Request:
Read through the entries below and return each line with the word "JSON".

(Saved data entries)
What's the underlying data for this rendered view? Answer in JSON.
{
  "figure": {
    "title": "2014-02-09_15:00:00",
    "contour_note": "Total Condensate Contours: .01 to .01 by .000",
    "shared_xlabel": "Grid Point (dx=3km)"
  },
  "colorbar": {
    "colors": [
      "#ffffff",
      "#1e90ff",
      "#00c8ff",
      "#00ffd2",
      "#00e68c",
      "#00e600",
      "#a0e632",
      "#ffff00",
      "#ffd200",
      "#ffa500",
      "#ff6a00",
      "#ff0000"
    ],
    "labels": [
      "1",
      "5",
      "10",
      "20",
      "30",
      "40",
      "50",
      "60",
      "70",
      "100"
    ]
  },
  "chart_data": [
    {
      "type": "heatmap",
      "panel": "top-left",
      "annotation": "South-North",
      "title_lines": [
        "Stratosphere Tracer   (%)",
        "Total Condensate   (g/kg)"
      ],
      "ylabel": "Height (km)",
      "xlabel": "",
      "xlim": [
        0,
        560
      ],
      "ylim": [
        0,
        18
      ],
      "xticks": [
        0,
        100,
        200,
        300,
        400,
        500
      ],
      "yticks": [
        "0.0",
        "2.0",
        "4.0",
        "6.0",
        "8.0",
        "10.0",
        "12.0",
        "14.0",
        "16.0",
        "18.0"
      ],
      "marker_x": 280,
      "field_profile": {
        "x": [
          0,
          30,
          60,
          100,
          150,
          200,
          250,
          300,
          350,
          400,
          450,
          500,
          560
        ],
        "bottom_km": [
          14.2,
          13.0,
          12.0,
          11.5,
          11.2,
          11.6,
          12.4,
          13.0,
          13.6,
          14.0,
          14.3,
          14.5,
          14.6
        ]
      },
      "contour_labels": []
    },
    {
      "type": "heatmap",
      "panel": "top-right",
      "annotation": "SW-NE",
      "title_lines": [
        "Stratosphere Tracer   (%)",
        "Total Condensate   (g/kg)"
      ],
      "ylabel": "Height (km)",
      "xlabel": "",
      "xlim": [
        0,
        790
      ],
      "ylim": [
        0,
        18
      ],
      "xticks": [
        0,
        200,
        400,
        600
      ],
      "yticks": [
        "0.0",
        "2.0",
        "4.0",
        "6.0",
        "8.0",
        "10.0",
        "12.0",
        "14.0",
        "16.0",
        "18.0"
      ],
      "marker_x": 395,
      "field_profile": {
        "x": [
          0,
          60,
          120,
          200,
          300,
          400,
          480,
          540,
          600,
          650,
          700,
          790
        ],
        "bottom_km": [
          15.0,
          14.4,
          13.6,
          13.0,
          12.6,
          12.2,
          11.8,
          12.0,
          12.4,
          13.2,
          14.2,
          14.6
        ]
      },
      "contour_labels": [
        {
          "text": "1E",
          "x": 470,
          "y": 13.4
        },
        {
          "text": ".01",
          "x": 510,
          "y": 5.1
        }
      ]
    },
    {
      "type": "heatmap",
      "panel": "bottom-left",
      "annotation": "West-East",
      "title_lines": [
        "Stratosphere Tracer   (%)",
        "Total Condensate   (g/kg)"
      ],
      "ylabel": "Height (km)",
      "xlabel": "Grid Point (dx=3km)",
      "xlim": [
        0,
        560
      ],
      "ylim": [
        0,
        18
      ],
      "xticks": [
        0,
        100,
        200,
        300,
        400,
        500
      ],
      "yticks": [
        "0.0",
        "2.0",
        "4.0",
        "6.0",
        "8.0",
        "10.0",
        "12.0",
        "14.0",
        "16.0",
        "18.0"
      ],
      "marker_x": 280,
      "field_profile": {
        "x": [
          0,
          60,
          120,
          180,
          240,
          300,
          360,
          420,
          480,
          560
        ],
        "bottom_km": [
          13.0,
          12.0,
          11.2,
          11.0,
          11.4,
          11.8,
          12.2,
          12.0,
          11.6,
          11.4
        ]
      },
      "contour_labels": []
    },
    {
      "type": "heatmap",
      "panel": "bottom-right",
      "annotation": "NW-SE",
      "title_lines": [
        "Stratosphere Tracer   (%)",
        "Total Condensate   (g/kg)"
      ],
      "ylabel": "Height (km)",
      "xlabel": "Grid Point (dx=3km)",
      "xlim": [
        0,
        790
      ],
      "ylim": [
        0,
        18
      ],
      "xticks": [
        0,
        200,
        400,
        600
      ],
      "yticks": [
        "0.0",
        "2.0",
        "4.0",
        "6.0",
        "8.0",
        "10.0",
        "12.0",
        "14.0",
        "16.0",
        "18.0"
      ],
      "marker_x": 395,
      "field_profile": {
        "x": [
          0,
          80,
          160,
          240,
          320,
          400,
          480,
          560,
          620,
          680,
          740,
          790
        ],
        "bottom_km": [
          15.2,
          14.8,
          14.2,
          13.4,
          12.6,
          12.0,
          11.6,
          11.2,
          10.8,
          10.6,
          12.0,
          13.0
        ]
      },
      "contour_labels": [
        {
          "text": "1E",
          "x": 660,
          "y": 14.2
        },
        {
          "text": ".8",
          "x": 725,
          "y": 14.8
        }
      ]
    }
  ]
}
---
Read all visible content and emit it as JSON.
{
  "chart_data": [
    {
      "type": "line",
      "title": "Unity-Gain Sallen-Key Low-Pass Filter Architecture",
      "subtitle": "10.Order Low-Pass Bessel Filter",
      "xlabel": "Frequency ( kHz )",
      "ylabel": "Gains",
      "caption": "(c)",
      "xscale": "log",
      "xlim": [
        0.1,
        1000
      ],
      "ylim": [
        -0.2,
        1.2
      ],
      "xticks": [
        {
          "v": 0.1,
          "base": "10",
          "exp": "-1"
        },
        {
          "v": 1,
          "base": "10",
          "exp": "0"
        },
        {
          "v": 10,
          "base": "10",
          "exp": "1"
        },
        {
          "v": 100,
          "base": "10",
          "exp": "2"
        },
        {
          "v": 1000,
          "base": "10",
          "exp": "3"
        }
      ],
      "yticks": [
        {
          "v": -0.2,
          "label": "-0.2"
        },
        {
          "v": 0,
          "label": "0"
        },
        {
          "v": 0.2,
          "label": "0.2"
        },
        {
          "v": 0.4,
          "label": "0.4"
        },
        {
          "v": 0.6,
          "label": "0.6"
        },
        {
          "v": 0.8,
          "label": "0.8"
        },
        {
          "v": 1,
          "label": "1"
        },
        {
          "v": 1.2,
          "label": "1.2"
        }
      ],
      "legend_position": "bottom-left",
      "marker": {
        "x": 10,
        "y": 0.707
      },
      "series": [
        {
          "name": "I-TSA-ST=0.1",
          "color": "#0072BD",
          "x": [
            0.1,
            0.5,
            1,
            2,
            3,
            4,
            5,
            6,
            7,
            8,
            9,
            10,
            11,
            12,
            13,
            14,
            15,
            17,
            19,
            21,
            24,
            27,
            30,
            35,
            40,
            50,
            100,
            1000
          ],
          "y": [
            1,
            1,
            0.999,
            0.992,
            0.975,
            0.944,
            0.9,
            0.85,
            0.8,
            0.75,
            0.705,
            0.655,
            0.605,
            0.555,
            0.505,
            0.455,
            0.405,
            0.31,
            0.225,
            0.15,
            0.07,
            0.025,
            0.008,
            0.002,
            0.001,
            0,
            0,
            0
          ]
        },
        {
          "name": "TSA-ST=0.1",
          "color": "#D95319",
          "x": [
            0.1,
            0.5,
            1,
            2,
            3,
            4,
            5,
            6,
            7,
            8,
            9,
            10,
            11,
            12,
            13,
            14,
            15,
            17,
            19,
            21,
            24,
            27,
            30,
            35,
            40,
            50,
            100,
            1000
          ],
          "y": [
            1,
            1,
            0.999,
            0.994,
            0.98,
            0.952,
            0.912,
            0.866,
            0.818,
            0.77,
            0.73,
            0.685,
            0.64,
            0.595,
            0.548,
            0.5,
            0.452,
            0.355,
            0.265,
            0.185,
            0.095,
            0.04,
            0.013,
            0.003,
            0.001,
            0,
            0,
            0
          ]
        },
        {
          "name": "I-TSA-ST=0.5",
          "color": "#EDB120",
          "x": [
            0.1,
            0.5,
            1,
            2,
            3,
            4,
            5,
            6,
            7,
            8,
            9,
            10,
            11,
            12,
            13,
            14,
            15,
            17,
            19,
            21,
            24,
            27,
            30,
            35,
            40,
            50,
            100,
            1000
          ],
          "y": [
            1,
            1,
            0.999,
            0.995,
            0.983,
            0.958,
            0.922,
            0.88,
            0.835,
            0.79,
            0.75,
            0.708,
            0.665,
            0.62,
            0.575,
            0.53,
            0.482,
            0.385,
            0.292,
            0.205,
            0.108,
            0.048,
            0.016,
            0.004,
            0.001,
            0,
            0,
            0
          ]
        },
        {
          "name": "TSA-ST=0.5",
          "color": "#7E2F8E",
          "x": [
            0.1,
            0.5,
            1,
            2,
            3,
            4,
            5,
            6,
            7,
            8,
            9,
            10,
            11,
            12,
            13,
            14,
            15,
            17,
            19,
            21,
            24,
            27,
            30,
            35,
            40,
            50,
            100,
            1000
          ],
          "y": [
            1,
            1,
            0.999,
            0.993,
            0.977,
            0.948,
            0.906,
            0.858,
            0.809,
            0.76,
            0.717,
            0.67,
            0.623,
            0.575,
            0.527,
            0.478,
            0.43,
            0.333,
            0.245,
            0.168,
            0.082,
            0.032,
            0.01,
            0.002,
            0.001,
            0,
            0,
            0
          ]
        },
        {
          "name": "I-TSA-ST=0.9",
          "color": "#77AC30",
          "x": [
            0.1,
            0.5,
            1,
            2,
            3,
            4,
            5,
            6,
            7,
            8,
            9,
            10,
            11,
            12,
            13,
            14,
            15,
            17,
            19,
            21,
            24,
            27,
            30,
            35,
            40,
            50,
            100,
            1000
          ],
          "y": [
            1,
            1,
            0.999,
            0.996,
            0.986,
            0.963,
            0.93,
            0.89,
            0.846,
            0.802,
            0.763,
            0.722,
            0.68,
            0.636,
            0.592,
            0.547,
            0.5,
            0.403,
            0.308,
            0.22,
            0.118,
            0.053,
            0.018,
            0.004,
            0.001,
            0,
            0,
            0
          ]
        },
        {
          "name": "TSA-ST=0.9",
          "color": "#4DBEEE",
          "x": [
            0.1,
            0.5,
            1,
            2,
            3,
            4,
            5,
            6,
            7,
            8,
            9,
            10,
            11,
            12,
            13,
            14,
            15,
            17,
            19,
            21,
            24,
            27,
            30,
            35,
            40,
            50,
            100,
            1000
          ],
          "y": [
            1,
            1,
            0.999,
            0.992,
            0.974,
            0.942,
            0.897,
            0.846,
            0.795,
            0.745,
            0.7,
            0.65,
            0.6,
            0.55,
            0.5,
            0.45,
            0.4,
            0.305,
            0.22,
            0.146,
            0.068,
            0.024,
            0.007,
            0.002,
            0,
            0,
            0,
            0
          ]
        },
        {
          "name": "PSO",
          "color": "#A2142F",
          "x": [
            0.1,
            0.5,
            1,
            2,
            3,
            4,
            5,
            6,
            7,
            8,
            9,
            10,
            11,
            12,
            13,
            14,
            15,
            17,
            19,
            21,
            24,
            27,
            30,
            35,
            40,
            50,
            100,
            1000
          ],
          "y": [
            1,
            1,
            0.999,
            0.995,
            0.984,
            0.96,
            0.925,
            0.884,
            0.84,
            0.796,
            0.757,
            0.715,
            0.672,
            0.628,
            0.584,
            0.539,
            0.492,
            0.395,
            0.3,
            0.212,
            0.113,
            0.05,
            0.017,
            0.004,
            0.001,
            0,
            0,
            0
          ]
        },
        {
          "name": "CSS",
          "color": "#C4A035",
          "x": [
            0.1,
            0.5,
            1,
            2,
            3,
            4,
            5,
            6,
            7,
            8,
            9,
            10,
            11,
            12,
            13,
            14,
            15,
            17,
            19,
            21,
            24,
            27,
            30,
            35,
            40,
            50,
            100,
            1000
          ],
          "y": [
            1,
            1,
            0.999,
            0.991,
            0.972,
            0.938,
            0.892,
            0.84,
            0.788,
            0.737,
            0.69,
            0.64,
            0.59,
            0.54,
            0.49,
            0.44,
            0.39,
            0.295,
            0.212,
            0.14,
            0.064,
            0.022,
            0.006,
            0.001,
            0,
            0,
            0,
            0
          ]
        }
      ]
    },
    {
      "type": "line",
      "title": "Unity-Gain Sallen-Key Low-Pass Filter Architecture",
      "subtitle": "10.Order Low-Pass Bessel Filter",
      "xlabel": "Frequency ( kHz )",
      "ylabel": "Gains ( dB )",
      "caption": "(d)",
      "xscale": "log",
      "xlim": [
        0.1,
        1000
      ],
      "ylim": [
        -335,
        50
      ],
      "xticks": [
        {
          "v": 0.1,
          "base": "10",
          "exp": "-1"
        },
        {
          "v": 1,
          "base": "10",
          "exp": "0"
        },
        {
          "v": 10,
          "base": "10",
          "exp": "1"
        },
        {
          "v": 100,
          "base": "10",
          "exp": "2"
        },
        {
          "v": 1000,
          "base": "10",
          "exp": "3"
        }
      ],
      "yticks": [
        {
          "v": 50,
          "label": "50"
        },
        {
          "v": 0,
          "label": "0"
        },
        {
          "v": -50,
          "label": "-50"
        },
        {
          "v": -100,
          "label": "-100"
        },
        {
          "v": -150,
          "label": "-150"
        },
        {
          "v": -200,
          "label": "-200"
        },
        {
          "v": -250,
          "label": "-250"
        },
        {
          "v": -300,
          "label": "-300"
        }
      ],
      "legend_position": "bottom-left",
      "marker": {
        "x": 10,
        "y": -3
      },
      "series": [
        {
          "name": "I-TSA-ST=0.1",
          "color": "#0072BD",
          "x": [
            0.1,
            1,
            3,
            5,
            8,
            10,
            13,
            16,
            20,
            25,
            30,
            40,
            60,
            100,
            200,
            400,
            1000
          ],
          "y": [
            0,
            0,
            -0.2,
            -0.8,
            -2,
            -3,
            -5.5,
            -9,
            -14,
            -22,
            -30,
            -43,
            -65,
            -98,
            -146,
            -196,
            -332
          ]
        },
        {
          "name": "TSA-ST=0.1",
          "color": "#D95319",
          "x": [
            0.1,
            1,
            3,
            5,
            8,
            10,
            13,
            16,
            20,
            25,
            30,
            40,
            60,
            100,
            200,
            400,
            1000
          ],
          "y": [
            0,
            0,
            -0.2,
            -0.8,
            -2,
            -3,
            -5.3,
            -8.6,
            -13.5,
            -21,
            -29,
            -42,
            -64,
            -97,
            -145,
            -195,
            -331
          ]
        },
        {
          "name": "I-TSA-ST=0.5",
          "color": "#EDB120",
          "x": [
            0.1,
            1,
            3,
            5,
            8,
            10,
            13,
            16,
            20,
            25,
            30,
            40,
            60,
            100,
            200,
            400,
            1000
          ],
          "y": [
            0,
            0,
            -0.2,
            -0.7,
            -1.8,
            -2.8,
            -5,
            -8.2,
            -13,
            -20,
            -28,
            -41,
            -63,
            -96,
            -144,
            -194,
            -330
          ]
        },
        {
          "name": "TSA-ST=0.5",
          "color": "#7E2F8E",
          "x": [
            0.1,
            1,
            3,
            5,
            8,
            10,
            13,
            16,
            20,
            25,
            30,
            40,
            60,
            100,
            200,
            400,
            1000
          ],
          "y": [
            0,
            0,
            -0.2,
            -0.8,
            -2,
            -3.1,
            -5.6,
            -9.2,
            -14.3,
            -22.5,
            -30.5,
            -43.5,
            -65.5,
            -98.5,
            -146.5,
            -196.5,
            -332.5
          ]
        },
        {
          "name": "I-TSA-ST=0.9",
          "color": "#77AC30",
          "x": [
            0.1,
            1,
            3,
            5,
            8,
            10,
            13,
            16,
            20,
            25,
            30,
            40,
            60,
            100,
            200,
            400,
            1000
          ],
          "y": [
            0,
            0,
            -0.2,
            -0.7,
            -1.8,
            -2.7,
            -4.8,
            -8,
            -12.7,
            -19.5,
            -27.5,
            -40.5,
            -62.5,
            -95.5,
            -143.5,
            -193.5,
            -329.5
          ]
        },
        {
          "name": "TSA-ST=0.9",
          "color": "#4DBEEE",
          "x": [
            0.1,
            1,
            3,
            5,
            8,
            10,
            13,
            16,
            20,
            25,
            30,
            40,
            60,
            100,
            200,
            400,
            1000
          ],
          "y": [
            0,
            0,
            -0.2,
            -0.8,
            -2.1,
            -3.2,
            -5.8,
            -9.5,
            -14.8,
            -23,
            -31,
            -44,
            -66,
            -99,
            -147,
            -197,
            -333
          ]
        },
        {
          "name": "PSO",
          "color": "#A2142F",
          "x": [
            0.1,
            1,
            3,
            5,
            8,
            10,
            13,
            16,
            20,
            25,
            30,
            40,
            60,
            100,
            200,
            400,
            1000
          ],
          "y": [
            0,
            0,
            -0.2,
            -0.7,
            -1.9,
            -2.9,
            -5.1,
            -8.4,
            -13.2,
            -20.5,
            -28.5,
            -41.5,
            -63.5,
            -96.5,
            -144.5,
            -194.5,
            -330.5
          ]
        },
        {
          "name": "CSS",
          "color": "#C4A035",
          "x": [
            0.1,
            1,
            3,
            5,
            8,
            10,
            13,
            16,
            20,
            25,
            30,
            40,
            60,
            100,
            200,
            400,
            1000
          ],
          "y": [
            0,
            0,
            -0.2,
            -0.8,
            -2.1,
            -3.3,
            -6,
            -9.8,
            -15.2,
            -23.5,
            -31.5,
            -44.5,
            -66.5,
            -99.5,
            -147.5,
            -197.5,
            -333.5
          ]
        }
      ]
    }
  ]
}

Result for this task:
What's the underlying data for this rendered view? Answer in JSON.
Read all visible content and emit it as JSON.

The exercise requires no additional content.